§ Work required
Transcribe the listing in full, excluding any pictures.

§ Recorded information
━━━━━━━━━━━━━━━━
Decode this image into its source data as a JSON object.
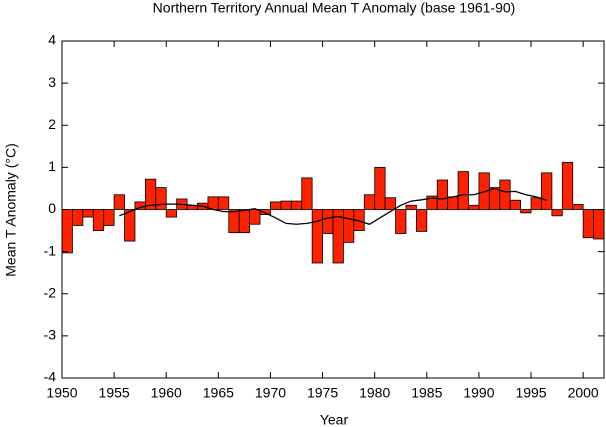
{
  "chart_data": {
    "type": "bar",
    "title": "Northern Territory Annual Mean T Anomaly (base 1961-90)",
    "x_label": "Year",
    "y_label": "Mean T Anomaly (°C)",
    "x": [
      1950,
      1951,
      1952,
      1953,
      1954,
      1955,
      1956,
      1957,
      1958,
      1959,
      1960,
      1961,
      1962,
      1963,
      1964,
      1965,
      1966,
      1967,
      1968,
      1969,
      1970,
      1971,
      1972,
      1973,
      1974,
      1975,
      1976,
      1977,
      1978,
      1979,
      1980,
      1981,
      1982,
      1983,
      1984,
      1985,
      1986,
      1987,
      1988,
      1989,
      1990,
      1991,
      1992,
      1993,
      1994,
      1995,
      1996,
      1997,
      1998,
      1999,
      2000,
      2001
    ],
    "values": [
      -1.03,
      -0.38,
      -0.18,
      -0.5,
      -0.38,
      0.35,
      -0.75,
      0.18,
      0.72,
      0.52,
      -0.18,
      0.25,
      0.1,
      0.15,
      0.3,
      0.3,
      -0.55,
      -0.55,
      -0.35,
      -0.12,
      0.18,
      0.2,
      0.2,
      0.75,
      -1.27,
      -0.57,
      -1.27,
      -0.78,
      -0.5,
      0.35,
      1.0,
      0.28,
      -0.57,
      0.1,
      -0.52,
      0.32,
      0.7,
      0.3,
      0.9,
      0.1,
      0.87,
      0.52,
      0.7,
      0.22,
      -0.08,
      0.28,
      0.87,
      -0.15,
      1.12,
      0.12,
      -0.67,
      -0.7
    ],
    "color": "#ff2200",
    "line": {
      "x": [
        1955,
        1956,
        1957,
        1958,
        1959,
        1960,
        1961,
        1962,
        1963,
        1964,
        1965,
        1966,
        1967,
        1968,
        1969,
        1970,
        1971,
        1972,
        1973,
        1974,
        1975,
        1976,
        1977,
        1978,
        1979,
        1980,
        1981,
        1982,
        1983,
        1984,
        1985,
        1986,
        1987,
        1988,
        1989,
        1990,
        1991,
        1992,
        1993,
        1994,
        1995,
        1996
      ],
      "values": [
        -0.15,
        -0.05,
        0.05,
        0.1,
        0.12,
        0.13,
        0.12,
        0.1,
        0.08,
        0.0,
        -0.05,
        -0.05,
        -0.02,
        0.02,
        -0.08,
        -0.2,
        -0.33,
        -0.35,
        -0.33,
        -0.28,
        -0.2,
        -0.17,
        -0.22,
        -0.27,
        -0.35,
        -0.2,
        -0.05,
        0.1,
        0.2,
        0.23,
        0.27,
        0.25,
        0.3,
        0.35,
        0.35,
        0.42,
        0.5,
        0.42,
        0.43,
        0.35,
        0.3,
        0.22
      ],
      "color": "#000000"
    },
    "xlim": [
      1950,
      2002
    ],
    "xticks": [
      1950,
      1955,
      1960,
      1965,
      1970,
      1975,
      1980,
      1985,
      1990,
      1995,
      2000
    ],
    "ylim": [
      -4,
      4
    ],
    "yticks": [
      -4,
      -3,
      -2,
      -1,
      0,
      1,
      2,
      3,
      4
    ]
  }
}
━━━━━━━━━━━━━━━━
§ Result
Decode this image into its source data as a JSON object.
{
  "chart_data": {
    "type": "bar",
    "title": "Northern Territory Annual Mean T Anomaly (base 1961-90)",
    "x_label": "Year",
    "y_label": "Mean T Anomaly (°C)",
    "x": [
      1950,
      1951,
      1952,
      1953,
      1954,
      1955,
      1956,
      1957,
      1958,
      1959,
      1960,
      1961,
      1962,
      1963,
      1964,
      1965,
      1966,
      1967,
      1968,
      1969,
      1970,
      1971,
      1972,
      1973,
      1974,
      1975,
      1976,
      1977,
      1978,
      1979,
      1980,
      1981,
      1982,
      1983,
      1984,
      1985,
      1986,
      1987,
      1988,
      1989,
      1990,
      1991,
      1992,
      1993,
      1994,
      1995,
      1996,
      1997,
      1998,
      1999,
      2000,
      2001
    ],
    "values": [
      -1.03,
      -0.38,
      -0.18,
      -0.5,
      -0.38,
      0.35,
      -0.75,
      0.18,
      0.72,
      0.52,
      -0.18,
      0.25,
      0.1,
      0.15,
      0.3,
      0.3,
      -0.55,
      -0.55,
      -0.35,
      -0.12,
      0.18,
      0.2,
      0.2,
      0.75,
      -1.27,
      -0.57,
      -1.27,
      -0.78,
      -0.5,
      0.35,
      1.0,
      0.28,
      -0.57,
      0.1,
      -0.52,
      0.32,
      0.7,
      0.3,
      0.9,
      0.1,
      0.87,
      0.52,
      0.7,
      0.22,
      -0.08,
      0.28,
      0.87,
      -0.15,
      1.12,
      0.12,
      -0.67,
      -0.7
    ],
    "color": "#ff2200",
    "line": {
      "x": [
        1955,
        1956,
        1957,
        1958,
        1959,
        1960,
        1961,
        1962,
        1963,
        1964,
        1965,
        1966,
        1967,
        1968,
        1969,
        1970,
        1971,
        1972,
        1973,
        1974,
        1975,
        1976,
        1977,
        1978,
        1979,
        1980,
        1981,
        1982,
        1983,
        1984,
        1985,
        1986,
        1987,
        1988,
        1989,
        1990,
        1991,
        1992,
        1993,
        1994,
        1995,
        1996
      ],
      "values": [
        -0.15,
        -0.05,
        0.05,
        0.1,
        0.12,
        0.13,
        0.12,
        0.1,
        0.08,
        0.0,
        -0.05,
        -0.05,
        -0.02,
        0.02,
        -0.08,
        -0.2,
        -0.33,
        -0.35,
        -0.33,
        -0.28,
        -0.2,
        -0.17,
        -0.22,
        -0.27,
        -0.35,
        -0.2,
        -0.05,
        0.1,
        0.2,
        0.23,
        0.27,
        0.25,
        0.3,
        0.35,
        0.35,
        0.42,
        0.5,
        0.42,
        0.43,
        0.35,
        0.3,
        0.22
      ],
      "color": "#000000"
    },
    "xlim": [
      1950,
      2002
    ],
    "xticks": [
      1950,
      1955,
      1960,
      1965,
      1970,
      1975,
      1980,
      1985,
      1990,
      1995,
      2000
    ],
    "ylim": [
      -4,
      4
    ],
    "yticks": [
      -4,
      -3,
      -2,
      -1,
      0,
      1,
      2,
      3,
      4
    ]
  }
}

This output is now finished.